- WRITTEN TASK
Copy out the stretch of the crypto exchange guide from "If you’re interested" through "Conduct Authority (FCA).".
* Start PROVIDED TEXT *
If you’re interested in crypto and you’re comfortable with how volatile and unpredictable the market can be, you may be looking for somewhere to start trading in the UK.
Cryptocurrency exchanges are websites and apps that traders use to buy, sell and swap crypto. There are a lot of them, with features and fees varying from one to the next.
We’ve put this guide together to highlight some of the important aspects to consider if you’re looking to get started with trading or want to try a new exchange.
Choosing the best crypto exchange app or website
There are three key areas to look at when you’re choosing an exchange: fees, features and security.
Before you dive deep into these key areas, however, you should check the exchange you’re interested in actually lists the cryptocurrency you want to trade, and if it is registered with the UK regulator, the Financial Conduct Authority (FCA).
There’s no sense in signing up for an exchange if it doesn’t list the cryptocurrencies you’re interested in. FCA registration, meanwhile, gives you some assurance that the exchange is reputable, since it has to comply with the regulator’s anti money-laundering rules.
* End PROVIDED TEXT *
* Start PROVIDED MATERIAL *
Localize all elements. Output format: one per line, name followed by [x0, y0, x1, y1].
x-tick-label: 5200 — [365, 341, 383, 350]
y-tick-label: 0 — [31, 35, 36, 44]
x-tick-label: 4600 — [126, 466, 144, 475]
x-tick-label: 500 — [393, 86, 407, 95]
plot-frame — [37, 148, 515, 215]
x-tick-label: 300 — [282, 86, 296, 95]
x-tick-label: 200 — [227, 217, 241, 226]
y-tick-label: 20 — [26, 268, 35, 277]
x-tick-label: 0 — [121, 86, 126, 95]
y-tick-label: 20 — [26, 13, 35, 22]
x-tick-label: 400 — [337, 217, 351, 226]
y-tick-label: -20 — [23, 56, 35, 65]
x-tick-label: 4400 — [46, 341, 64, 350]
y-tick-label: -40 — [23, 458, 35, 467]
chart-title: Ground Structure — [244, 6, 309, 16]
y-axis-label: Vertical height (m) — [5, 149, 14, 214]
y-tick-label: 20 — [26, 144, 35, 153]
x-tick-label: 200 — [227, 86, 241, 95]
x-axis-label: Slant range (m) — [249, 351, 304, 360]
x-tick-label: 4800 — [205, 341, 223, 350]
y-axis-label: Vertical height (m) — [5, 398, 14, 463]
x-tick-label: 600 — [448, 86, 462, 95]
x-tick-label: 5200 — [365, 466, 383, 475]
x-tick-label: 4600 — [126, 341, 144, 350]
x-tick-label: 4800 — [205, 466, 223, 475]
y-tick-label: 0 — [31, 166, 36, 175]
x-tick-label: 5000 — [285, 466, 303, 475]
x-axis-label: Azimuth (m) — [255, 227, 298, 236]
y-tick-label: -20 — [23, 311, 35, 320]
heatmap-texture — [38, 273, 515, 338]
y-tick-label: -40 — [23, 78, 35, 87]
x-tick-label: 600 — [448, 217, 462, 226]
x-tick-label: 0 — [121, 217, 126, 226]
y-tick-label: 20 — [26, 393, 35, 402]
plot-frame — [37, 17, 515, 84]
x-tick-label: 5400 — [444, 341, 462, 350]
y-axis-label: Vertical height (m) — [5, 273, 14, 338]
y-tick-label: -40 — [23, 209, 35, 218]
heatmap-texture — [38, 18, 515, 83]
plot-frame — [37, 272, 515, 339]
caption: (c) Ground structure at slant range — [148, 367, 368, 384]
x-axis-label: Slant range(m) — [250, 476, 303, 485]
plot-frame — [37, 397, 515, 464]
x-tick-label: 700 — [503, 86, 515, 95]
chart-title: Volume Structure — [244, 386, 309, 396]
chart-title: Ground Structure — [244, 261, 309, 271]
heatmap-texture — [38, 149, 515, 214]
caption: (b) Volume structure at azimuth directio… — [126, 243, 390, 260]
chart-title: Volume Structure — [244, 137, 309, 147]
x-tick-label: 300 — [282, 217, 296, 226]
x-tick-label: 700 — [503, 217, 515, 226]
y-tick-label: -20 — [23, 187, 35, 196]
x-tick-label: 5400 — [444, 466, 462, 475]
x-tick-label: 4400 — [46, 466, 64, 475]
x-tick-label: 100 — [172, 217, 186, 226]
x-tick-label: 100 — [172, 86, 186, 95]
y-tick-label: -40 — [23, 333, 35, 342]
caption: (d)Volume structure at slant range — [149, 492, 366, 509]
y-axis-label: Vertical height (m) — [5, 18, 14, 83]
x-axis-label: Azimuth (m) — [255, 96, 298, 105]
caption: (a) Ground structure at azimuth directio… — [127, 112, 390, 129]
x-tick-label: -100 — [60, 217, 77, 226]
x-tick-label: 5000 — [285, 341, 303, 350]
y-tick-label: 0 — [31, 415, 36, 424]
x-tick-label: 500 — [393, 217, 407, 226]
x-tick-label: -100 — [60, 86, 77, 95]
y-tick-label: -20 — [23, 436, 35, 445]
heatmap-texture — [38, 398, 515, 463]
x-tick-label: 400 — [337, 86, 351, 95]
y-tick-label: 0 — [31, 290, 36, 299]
* End PROVIDED MATERIAL *
- ANSWER TO THE EXERCISE
If you’re interested in crypto and you’re comfortable with how volatile and unpredictable the market can be, you may be looking for somewhere to start trading in the UK.
Cryptocurrency exchanges are websites and apps that traders use to buy, sell and swap crypto. There are a lot of them, with features and fees varying from one to the next.
We’ve put this guide together to highlight some of the important aspects to consider if you’re looking to get started with trading or want to try a new exchange.
Choosing the best crypto exchange app or website
There are three key areas to look at when you’re choosing an exchange: fees, features and security.
Before you dive deep into these key areas, however, you should check the exchange you’re interested in actually lists the cryptocurrency you want to trade, and if it is registered with the UK regulator, the Financial Conduct Authority (FCA).